**INPUT FOR THIS TASK:**
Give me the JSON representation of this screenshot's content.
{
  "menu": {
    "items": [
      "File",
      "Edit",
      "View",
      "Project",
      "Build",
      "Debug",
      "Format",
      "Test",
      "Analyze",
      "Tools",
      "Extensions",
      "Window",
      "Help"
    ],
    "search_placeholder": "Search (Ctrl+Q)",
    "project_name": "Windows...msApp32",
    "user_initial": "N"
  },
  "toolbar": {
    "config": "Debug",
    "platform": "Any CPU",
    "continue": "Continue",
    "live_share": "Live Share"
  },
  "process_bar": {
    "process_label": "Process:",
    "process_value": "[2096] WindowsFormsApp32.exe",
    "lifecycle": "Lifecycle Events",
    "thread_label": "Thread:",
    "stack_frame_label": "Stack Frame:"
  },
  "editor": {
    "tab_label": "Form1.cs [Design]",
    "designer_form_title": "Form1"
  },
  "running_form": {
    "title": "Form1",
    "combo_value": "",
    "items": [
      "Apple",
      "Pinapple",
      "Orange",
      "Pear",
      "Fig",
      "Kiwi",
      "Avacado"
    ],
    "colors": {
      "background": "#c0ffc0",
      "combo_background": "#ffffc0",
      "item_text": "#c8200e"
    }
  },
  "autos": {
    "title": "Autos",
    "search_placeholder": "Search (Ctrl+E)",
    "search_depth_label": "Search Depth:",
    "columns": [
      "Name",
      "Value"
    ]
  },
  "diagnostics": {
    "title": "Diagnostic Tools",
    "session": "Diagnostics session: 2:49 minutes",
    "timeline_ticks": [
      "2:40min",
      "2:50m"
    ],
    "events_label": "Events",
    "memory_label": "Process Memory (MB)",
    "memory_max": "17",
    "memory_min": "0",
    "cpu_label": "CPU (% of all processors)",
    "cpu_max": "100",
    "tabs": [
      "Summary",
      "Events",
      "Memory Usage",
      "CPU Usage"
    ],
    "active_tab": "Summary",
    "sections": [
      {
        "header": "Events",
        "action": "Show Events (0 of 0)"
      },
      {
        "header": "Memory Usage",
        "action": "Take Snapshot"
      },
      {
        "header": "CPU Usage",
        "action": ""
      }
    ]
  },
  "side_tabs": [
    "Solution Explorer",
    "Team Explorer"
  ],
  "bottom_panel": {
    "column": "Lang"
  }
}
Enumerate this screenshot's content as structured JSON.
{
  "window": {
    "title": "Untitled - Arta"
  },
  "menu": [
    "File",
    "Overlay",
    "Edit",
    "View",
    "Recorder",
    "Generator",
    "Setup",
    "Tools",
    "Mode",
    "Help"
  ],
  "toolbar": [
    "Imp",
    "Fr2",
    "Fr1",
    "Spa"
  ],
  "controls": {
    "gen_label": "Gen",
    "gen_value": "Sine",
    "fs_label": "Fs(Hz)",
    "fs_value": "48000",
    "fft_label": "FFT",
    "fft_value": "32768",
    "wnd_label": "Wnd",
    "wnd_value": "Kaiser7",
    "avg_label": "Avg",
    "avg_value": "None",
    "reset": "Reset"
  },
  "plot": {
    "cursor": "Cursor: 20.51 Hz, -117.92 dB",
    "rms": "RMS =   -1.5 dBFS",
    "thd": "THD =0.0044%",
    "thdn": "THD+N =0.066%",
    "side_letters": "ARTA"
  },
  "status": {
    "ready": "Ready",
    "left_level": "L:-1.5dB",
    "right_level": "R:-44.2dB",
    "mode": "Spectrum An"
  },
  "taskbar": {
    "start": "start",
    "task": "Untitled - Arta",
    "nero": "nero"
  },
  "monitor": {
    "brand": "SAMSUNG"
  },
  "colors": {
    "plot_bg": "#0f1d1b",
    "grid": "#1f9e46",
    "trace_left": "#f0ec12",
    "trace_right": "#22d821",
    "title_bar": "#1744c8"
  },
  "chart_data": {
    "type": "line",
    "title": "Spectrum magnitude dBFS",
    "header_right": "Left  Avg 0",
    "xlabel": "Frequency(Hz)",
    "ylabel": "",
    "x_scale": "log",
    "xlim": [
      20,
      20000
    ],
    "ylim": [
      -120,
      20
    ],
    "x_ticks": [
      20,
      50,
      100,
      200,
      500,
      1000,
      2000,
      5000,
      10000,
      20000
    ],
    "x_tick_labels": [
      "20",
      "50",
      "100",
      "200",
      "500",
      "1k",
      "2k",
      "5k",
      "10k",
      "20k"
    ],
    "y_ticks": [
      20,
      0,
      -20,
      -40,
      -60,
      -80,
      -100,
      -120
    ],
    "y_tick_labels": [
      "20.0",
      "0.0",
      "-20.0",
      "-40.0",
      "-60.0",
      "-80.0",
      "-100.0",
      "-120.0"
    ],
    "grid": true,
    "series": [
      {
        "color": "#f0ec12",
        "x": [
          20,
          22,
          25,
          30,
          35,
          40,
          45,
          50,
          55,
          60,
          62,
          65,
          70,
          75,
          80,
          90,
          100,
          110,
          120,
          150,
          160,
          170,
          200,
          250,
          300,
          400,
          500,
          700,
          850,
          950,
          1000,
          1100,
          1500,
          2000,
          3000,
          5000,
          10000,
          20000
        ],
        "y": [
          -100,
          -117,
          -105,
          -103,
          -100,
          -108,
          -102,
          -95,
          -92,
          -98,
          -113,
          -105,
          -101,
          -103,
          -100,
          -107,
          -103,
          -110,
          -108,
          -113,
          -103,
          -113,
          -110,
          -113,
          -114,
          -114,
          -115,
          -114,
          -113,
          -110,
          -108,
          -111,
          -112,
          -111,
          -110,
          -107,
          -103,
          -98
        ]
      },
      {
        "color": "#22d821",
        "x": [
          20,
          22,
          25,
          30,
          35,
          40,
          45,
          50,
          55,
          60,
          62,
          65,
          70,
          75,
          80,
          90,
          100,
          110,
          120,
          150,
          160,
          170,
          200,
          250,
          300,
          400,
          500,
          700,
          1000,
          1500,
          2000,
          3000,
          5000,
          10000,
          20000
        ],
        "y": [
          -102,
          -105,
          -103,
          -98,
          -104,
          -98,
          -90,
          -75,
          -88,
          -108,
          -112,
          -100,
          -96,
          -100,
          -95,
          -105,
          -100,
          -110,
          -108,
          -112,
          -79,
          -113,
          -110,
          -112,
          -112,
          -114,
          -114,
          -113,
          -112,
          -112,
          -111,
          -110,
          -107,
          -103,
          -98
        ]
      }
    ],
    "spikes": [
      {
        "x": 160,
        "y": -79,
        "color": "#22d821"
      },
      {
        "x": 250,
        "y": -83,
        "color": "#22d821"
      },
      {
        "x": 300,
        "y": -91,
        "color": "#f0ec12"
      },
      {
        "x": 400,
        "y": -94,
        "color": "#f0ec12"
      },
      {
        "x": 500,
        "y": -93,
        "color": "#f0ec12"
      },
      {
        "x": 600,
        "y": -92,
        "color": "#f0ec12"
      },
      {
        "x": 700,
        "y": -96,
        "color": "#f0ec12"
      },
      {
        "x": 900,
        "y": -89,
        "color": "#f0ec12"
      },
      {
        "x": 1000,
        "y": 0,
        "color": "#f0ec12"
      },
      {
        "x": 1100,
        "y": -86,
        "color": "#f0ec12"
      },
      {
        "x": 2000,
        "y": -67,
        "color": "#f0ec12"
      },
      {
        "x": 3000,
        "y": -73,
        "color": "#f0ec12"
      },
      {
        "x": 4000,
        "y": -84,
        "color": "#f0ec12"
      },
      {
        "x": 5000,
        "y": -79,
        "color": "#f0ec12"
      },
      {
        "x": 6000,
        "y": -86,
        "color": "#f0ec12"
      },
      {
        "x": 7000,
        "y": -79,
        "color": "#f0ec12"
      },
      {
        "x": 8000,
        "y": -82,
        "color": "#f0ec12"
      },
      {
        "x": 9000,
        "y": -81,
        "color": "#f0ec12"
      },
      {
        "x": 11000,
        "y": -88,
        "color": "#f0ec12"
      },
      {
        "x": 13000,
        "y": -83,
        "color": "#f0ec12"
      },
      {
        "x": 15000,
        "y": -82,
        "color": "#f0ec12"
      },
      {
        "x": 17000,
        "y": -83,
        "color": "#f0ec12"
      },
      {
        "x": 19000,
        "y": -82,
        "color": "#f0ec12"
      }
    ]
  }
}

**INSTRUCTION:** Copy every line of the listing containing the string "screenshot".

**EXPECTED OUTPUT:**
Give me the JSON representation of this screenshot's content.
Enumerate this screenshot's content as structured JSON.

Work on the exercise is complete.